### Work instructions:
Carry on the pandas introduction below from the point where it stops.

### Text excerpt:
☆ ☆ ☆ ☆

# Pandas Introduction

## Table of Contents
1. [Introduction](#1)
2. [Series](#2)
    1. [Querying](#2A)
3. [DataFrame](#3)
    1. [Loading Data](#3A)
    1. [Querying DataFrame](#3B)
    1. [Indexing DataFrames](#3C)
    1. [Missing Values](#3D)

<a id="1"></a>
## 1 - Introduction
Pandas is a Python package providing fast, flexible, and expressive data structures designed to make working with “relational” or “labeled” data both easy and intuitive. 

It aims to be the fundamental high-level building block for doing practical, real world data analysis in Python. 

Pandas is well suited for many different kinds of data:

- Tabular data with heterogeneously-typed columns, as in an SQL table or Excel spreadsheet
- Ordered and unordered (not necessarily fixed-frequency) time series data.
- Arbitrary matrix data (homogeneously typed or heterogeneous) with row and column labels
- Any other form of observational / statistical data sets. The data actually need not be labeled at all to be placed into a pandas data structure

The two primary data structures of pandas, `Series` (1-dimensional) and `DataFrame` (2-dimensional), handle the vast majority of typical use cases in finance, statistics, social science, and many areas of engineering.

☆ ☆ ☆ ☆

### Information provided:
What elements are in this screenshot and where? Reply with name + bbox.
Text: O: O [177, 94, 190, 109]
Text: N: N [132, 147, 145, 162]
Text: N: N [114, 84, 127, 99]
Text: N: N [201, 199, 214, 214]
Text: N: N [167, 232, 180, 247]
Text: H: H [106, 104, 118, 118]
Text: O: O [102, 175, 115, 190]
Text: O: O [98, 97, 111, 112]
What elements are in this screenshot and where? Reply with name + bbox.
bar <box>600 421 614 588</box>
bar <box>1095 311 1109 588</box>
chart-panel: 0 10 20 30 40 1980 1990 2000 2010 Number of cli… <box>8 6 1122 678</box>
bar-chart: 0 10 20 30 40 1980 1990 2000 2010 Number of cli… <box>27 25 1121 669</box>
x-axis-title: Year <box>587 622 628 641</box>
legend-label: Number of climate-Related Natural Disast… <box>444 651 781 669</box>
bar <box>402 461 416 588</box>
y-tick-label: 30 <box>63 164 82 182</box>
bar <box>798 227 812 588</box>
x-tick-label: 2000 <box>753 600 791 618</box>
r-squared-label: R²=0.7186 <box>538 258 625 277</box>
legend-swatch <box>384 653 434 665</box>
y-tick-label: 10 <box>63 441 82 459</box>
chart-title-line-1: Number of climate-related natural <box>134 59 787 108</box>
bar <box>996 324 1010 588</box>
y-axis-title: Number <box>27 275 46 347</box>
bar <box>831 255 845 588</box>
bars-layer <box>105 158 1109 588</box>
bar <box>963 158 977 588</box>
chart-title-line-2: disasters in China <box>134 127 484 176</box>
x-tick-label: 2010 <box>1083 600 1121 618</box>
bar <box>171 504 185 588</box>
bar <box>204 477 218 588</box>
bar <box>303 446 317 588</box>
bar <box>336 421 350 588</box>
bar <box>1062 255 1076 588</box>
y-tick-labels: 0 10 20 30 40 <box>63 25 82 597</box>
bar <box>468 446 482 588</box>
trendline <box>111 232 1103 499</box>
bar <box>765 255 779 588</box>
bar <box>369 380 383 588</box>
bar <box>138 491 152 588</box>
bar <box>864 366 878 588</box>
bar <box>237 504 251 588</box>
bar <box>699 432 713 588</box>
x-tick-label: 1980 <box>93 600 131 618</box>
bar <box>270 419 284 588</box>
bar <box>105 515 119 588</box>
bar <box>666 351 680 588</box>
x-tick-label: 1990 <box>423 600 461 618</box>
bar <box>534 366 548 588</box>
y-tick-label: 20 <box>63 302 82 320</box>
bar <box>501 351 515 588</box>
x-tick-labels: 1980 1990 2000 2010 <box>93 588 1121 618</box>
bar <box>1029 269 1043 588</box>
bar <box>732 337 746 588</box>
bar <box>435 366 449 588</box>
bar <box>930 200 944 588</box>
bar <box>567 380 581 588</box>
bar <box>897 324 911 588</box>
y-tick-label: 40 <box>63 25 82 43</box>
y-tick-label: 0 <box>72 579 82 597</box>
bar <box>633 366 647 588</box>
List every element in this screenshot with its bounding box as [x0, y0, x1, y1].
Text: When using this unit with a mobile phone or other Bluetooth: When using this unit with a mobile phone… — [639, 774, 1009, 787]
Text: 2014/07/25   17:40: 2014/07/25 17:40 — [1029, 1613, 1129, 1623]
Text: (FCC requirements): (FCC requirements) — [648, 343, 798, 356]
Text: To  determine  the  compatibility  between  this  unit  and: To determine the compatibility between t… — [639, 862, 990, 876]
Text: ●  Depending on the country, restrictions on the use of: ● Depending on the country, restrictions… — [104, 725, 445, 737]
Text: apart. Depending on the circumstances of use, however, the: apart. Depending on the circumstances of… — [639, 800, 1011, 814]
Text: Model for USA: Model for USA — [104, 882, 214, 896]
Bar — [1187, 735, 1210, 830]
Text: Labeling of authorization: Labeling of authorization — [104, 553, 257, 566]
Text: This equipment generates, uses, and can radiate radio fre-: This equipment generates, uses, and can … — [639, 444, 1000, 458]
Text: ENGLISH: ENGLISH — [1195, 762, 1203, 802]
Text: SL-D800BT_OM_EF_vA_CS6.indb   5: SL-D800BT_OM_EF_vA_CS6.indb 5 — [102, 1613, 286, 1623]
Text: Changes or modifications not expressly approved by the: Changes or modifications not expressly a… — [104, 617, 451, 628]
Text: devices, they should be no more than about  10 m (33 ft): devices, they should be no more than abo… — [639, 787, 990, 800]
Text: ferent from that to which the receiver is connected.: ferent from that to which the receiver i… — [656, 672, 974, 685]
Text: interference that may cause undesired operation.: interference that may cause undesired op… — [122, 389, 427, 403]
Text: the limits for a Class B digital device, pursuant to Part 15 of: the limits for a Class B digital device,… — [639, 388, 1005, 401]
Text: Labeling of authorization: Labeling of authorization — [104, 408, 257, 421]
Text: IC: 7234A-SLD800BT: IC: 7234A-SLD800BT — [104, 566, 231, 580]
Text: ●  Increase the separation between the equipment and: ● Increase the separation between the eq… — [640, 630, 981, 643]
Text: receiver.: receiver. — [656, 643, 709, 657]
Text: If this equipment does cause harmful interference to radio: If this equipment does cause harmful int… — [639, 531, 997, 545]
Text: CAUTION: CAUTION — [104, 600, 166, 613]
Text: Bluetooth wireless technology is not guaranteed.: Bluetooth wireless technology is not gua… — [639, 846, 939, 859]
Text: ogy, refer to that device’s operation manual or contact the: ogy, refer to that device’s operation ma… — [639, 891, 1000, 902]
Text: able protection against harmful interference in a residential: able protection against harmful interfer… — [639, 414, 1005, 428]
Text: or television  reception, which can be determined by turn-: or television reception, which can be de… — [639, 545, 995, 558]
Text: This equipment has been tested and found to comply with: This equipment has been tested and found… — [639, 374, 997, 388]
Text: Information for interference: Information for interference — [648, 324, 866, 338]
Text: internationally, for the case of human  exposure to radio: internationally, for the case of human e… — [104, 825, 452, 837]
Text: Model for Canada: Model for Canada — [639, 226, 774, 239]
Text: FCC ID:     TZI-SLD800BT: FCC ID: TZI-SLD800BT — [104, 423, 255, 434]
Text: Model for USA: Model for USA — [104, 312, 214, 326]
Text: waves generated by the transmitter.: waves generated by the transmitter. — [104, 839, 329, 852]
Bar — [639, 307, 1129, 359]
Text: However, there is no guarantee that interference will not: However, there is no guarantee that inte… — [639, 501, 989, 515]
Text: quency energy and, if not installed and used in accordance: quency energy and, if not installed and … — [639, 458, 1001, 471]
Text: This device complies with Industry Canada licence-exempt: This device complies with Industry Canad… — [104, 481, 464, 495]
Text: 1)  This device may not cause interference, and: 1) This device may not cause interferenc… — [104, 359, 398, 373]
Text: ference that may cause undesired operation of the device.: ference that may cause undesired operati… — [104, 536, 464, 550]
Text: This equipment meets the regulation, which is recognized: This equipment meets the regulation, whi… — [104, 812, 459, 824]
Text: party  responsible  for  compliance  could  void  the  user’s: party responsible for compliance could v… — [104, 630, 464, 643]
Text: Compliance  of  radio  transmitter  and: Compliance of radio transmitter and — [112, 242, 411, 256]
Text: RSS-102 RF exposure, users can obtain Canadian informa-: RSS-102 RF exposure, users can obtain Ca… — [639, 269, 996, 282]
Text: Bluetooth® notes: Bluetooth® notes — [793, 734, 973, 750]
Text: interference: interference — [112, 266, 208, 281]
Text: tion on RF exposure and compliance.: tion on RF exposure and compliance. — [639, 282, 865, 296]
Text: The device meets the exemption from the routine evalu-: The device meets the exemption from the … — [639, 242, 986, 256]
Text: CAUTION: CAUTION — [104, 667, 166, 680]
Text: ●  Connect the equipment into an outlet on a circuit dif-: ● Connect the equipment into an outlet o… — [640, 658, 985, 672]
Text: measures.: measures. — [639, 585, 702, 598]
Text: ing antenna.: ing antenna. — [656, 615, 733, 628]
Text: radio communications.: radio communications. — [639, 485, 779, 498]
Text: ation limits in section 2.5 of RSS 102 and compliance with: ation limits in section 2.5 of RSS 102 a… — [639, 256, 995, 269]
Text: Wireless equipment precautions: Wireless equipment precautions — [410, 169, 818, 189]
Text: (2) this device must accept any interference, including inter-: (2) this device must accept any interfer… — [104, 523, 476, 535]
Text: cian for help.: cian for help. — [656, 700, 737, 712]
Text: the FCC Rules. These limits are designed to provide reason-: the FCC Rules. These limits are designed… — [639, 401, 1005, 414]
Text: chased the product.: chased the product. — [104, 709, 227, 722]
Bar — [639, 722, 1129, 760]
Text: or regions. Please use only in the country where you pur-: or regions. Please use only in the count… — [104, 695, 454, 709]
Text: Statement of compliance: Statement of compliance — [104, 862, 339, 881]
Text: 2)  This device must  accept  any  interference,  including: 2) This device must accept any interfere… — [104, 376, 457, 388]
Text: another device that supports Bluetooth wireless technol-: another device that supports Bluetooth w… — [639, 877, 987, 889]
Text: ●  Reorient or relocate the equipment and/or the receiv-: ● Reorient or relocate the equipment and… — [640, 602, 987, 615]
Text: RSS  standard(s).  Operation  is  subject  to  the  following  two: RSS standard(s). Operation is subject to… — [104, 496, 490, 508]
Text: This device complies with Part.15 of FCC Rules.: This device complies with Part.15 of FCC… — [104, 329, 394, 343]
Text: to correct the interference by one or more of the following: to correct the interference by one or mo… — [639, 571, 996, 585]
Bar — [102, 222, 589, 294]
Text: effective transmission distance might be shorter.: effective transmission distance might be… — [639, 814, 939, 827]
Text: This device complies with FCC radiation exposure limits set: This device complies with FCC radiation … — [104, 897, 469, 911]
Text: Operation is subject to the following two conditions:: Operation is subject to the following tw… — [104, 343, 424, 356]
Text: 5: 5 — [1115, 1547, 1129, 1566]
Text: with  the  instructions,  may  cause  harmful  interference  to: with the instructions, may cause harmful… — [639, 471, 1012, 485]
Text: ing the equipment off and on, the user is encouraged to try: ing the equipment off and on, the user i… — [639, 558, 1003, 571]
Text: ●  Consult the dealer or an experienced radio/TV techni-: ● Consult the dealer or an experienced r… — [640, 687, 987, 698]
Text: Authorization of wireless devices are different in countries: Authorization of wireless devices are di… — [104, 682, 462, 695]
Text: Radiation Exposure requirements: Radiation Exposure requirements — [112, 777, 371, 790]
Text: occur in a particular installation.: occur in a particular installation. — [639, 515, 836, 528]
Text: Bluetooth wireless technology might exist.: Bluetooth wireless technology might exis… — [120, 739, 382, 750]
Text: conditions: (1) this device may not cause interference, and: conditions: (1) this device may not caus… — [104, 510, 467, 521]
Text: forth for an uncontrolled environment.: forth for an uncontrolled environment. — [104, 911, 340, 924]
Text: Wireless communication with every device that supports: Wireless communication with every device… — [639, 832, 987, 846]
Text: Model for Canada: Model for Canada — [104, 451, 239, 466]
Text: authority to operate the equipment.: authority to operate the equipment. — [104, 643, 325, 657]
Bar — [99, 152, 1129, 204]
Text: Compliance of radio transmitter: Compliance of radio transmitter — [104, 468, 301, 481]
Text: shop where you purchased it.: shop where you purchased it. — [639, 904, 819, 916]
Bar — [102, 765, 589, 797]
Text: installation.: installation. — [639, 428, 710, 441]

☆ ☆ ☆ ☆

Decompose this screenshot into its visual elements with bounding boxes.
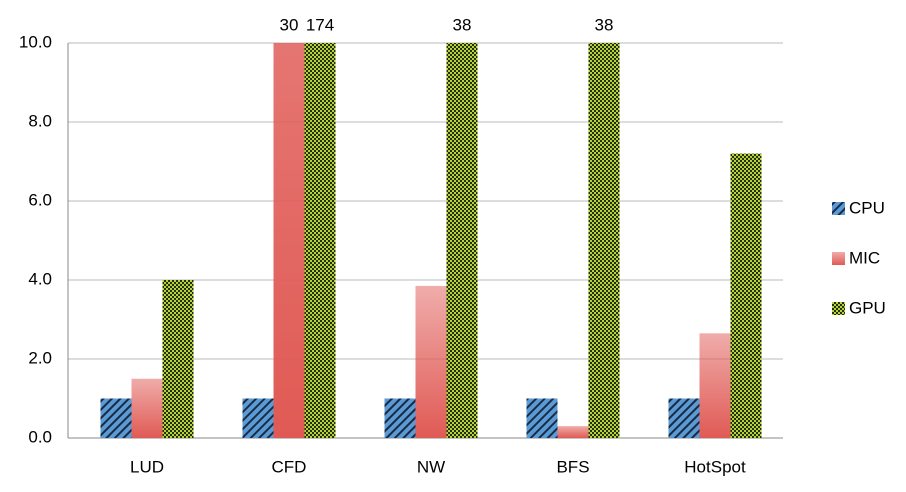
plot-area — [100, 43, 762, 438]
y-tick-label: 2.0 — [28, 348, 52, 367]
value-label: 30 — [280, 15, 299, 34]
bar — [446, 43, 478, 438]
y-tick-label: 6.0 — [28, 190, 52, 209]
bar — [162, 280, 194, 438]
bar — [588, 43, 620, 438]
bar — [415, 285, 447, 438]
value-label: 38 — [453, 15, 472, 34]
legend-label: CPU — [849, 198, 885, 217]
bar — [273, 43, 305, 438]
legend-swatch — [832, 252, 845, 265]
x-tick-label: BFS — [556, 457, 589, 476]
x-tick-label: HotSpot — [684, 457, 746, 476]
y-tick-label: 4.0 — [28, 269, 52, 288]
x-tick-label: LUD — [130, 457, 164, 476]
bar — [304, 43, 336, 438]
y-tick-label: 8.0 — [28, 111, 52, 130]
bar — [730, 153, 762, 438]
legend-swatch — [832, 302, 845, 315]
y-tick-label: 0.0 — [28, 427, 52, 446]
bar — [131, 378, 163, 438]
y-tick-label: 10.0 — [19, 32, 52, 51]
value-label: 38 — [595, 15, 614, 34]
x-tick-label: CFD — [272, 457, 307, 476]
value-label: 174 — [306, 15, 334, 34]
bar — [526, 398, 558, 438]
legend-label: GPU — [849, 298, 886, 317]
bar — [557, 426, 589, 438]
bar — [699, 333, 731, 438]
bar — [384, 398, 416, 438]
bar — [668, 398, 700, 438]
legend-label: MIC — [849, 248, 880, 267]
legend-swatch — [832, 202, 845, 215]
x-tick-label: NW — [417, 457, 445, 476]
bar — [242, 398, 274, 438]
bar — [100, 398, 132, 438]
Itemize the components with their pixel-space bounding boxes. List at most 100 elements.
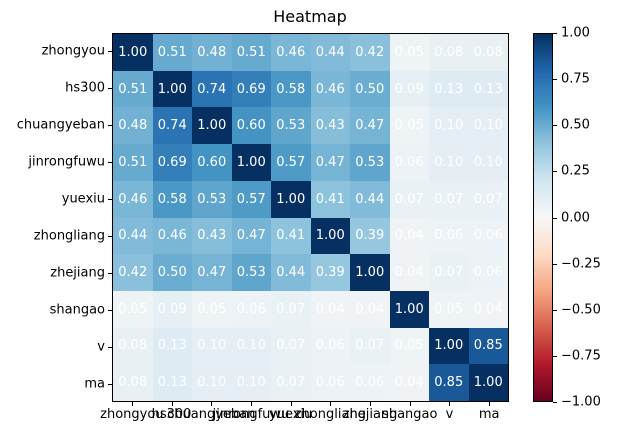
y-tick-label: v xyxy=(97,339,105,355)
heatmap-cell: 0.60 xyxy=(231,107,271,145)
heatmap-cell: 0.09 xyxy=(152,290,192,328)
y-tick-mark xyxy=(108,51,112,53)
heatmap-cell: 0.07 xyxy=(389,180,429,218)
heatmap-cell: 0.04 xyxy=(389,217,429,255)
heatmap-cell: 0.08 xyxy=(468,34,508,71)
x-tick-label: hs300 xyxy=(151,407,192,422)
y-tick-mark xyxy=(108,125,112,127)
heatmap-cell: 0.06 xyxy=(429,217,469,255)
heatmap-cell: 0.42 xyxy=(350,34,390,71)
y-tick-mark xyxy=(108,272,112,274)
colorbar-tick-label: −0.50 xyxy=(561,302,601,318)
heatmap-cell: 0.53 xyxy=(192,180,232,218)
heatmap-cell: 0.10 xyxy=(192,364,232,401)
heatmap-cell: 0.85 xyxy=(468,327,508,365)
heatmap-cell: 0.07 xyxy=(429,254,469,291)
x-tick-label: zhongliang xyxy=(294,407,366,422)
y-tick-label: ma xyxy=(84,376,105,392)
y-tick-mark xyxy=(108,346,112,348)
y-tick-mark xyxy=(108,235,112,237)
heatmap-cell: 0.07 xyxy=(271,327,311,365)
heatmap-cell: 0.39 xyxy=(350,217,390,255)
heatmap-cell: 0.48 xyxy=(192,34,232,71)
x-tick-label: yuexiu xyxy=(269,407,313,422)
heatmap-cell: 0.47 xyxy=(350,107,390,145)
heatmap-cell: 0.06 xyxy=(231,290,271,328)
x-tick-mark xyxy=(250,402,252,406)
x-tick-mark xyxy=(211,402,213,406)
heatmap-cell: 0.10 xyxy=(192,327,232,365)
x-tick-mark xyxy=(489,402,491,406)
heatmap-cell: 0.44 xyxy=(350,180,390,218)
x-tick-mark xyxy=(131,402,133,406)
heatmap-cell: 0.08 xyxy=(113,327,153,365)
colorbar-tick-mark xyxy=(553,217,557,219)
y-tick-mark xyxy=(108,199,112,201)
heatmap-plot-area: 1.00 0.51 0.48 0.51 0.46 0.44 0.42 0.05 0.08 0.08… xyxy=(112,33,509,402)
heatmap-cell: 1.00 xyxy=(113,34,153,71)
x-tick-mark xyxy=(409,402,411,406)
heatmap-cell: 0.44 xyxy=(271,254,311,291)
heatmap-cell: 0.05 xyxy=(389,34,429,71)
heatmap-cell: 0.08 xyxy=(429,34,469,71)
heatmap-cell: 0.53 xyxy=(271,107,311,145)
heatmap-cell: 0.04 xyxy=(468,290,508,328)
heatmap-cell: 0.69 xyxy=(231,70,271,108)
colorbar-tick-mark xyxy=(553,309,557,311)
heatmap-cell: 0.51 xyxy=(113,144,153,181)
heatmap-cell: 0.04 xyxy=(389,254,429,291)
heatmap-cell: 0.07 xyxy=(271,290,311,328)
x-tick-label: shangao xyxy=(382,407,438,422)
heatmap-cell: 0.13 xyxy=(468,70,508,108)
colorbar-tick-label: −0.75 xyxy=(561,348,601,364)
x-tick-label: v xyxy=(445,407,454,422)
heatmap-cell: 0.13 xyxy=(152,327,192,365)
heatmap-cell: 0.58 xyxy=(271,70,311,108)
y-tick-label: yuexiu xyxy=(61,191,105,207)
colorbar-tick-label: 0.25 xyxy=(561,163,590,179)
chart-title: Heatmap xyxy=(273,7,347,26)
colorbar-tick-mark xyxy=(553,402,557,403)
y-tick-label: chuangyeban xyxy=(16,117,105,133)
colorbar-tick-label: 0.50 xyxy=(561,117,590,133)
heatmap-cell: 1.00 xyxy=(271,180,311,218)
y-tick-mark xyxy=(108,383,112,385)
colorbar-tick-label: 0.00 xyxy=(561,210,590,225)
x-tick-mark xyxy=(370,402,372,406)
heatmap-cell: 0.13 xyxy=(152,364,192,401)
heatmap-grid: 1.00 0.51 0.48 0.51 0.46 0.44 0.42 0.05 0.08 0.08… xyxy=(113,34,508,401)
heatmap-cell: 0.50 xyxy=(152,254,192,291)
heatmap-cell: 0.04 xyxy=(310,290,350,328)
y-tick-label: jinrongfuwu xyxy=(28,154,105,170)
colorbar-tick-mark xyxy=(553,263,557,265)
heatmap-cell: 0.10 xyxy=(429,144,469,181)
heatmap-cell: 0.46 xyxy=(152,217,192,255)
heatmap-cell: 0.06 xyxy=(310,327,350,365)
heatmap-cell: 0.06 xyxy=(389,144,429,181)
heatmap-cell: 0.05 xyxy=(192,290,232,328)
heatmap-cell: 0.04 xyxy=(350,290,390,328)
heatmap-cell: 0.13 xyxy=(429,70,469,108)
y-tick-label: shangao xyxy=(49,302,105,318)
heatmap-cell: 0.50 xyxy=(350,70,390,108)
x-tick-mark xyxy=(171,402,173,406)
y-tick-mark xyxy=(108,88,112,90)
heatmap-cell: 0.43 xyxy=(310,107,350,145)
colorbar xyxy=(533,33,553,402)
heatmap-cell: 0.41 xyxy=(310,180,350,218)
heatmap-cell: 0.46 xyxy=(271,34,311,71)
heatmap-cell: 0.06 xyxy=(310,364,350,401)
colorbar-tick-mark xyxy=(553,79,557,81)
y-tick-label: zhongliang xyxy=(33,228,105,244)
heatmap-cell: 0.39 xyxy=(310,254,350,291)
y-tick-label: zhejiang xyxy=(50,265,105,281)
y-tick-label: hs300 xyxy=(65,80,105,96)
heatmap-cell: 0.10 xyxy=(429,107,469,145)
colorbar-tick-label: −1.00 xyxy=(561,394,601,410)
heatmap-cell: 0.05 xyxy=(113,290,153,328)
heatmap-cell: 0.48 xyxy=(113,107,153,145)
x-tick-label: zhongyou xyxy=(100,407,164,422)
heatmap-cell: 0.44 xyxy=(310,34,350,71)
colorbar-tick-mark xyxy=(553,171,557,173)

☆ ☆ ☆ ☆

### Response to this exercise:
Pandas is built on top of NumPy and is intended to integrate well within a scientific computing environment with many other 3rd party libraries.

To learn more about pandas, please visit the link below:
- https://pandas.pydata.org/pandas-docs/stable/getting_started/overview.html

<a id="2"></a>
## 2 - The Series Data Structure

In [None]:
import pandas as pd
pd.Series?

In [None]:
animals = ['Tiger', 'Bear', 'Moose']
pd.Series(animals)

In [None]:
numbers = [1, 2, 3]
pd.Series(numbers)

In [None]:
animals = ['Tiger', 'Bear', None]
pd.Series(animals)

In [None]:
numbers = [1, 2, None]
pd.Series(numbers)

In [None]:
import numpy as np
np.nan == None

In [None]:
np.nan == np.nan

In [None]:
np.isnan(np.nan)

In [None]:
sports = {'Archery': 'Bhutan',
          'Golf': 'Scotland',
          'Sumo': 'Japan',
          'Taekwondo': 'South Korea'}
s = pd.Series(sports)
s

In [None]:
s.index

In [None]:
s = pd.Series(['Tiger', 'Bear', 'Moose'], index=['India', 'America', 'Canada'])
s

In [None]:
sports = {'Archery': 'Bhutan',
          'Golf': 'Scotland',
          'Sumo': 'Japan',
          'Taekwondo': 'South Korea'}
s = pd.Series(sports, index=['Golf', 'Sumo', 'Hockey'])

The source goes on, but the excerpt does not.